Note how many lines in the entries contain the string "this", then give that number and nothing else.

--- Start of Dataset excerpts ---

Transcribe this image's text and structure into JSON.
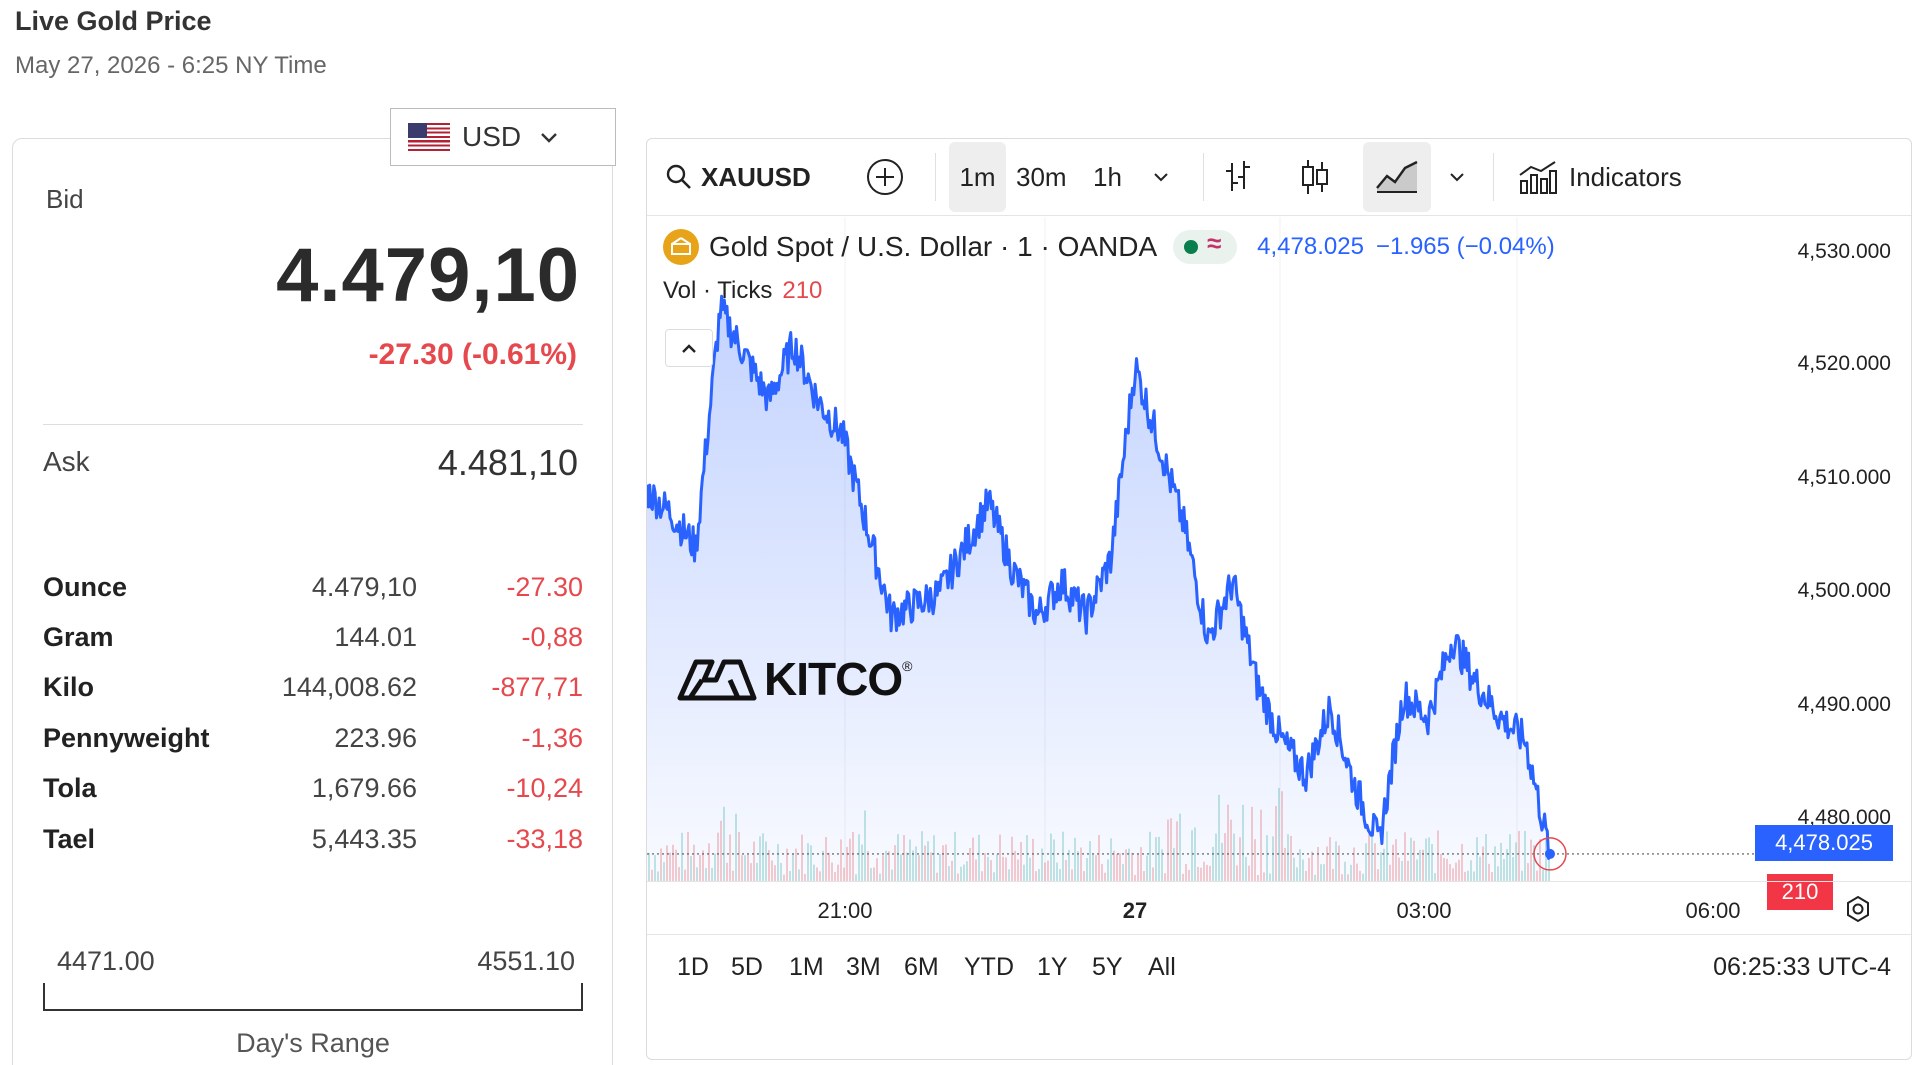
{
  "header": {
    "title": "Live Gold Price",
    "timestamp": "May 27, 2026 - 6:25 NY Time"
  },
  "currency": {
    "selected": "USD",
    "flag_icon": "us-flag-icon"
  },
  "quote": {
    "bid_label": "Bid",
    "bid": "4.479,10",
    "change": "-27.30 (-0.61%)",
    "ask_label": "Ask",
    "ask": "4.481,10"
  },
  "units": [
    {
      "name": "Ounce",
      "price": "4.479,10",
      "change": "-27.30"
    },
    {
      "name": "Gram",
      "price": "144.01",
      "change": "-0,88"
    },
    {
      "name": "Kilo",
      "price": "144,008.62",
      "change": "-877,71"
    },
    {
      "name": "Pennyweight",
      "price": "223.96",
      "change": "-1,36"
    },
    {
      "name": "Tola",
      "price": "1,679.66",
      "change": "-10,24"
    },
    {
      "name": "Tael",
      "price": "5,443.35",
      "change": "-33,18"
    }
  ],
  "day_range": {
    "low": "4471.00",
    "high": "4551.10",
    "caption": "Day's Range"
  },
  "chart": {
    "toolbar": {
      "symbol": "XAUUSD",
      "intervals": [
        "1m",
        "30m",
        "1h"
      ],
      "active_interval": "1m",
      "indicators_label": "Indicators"
    },
    "legend": {
      "title": "Gold Spot / U.S. Dollar · 1 · OANDA",
      "status_symbol": "≈",
      "price": "4,478.025",
      "change": "−1.965 (−0.04%)"
    },
    "volume_legend": {
      "label": "Vol · Ticks",
      "value": "210"
    },
    "price_axis": [
      "4,530.000",
      "4,520.000",
      "4,510.000",
      "4,500.000",
      "4,490.000",
      "4,480.000"
    ],
    "last_price_label": "4,478.025",
    "last_volume_label": "210",
    "time_axis": [
      "21:00",
      "27",
      "03:00",
      "06:00"
    ],
    "ranges": [
      "1D",
      "5D",
      "1M",
      "3M",
      "6M",
      "YTD",
      "1Y",
      "5Y",
      "All"
    ],
    "clock": "06:25:33 UTC-4",
    "watermark": "KITCO",
    "colors": {
      "line": "#2962ff",
      "down": "#e5484d",
      "up": "#26a69a"
    }
  },
  "chart_data": {
    "type": "area",
    "title": "Gold Spot / U.S. Dollar · 1 · OANDA",
    "ylim": [
      4475,
      4533
    ],
    "x_ticks": [
      "21:00",
      "27",
      "03:00",
      "06:00"
    ],
    "series": [
      {
        "name": "Gold Spot / U.S. Dollar",
        "x": [
          "18:20",
          "18:40",
          "19:00",
          "19:20",
          "19:40",
          "20:00",
          "20:20",
          "20:40",
          "21:00",
          "21:20",
          "21:40",
          "22:00",
          "22:20",
          "22:40",
          "23:00",
          "23:20",
          "23:40",
          "00:00",
          "00:20",
          "00:40",
          "01:00",
          "01:20",
          "01:40",
          "02:00",
          "02:20",
          "02:40",
          "03:00",
          "03:20",
          "03:40",
          "04:00",
          "04:20",
          "04:40",
          "05:00",
          "05:20",
          "05:40",
          "06:00",
          "06:20",
          "06:25"
        ],
        "values": [
          4510,
          4508,
          4505,
          4526,
          4522,
          4518,
          4523,
          4518,
          4515,
          4507,
          4499,
          4500,
          4501,
          4505,
          4509,
          4503,
          4499,
          4502,
          4499,
          4504,
          4521,
          4514,
          4507,
          4497,
          4502,
          4493,
          4488,
          4485,
          4491,
          4484,
          4479,
          4492,
          4490,
          4497,
          4493,
          4490,
          4488,
          4478.025
        ]
      }
    ]
  }
}
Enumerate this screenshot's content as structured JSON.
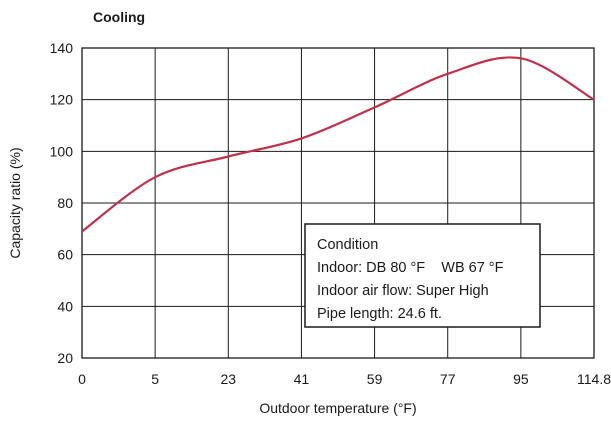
{
  "chart_data": {
    "type": "line",
    "title": "Cooling",
    "xlabel": "Outdoor temperature (°F)",
    "ylabel": "Capacity ratio (%)",
    "x_tick_labels": [
      "0",
      "5",
      "23",
      "41",
      "59",
      "77",
      "95",
      "114.8"
    ],
    "ylim": [
      20,
      140
    ],
    "y_ticks": [
      20,
      40,
      60,
      80,
      100,
      120,
      140
    ],
    "grid": true,
    "series": [
      {
        "color": "#c0304b",
        "points": [
          {
            "x": "0",
            "y": 69
          },
          {
            "x": "5",
            "y": 90
          },
          {
            "x": "23",
            "y": 98
          },
          {
            "x": "41",
            "y": 105
          },
          {
            "x": "59",
            "y": 117
          },
          {
            "x": "77",
            "y": 130
          },
          {
            "x": "95",
            "y": 136
          },
          {
            "x": "114.8",
            "y": 120
          }
        ]
      }
    ],
    "condition_box": {
      "heading": "Condition",
      "lines": [
        "Indoor: DB 80 °F    WB 67 °F",
        "Indoor air flow: Super High",
        "Pipe length: 24.6 ft."
      ]
    }
  }
}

--- End of Dataset excerpts ---

> _Worked solution_:
2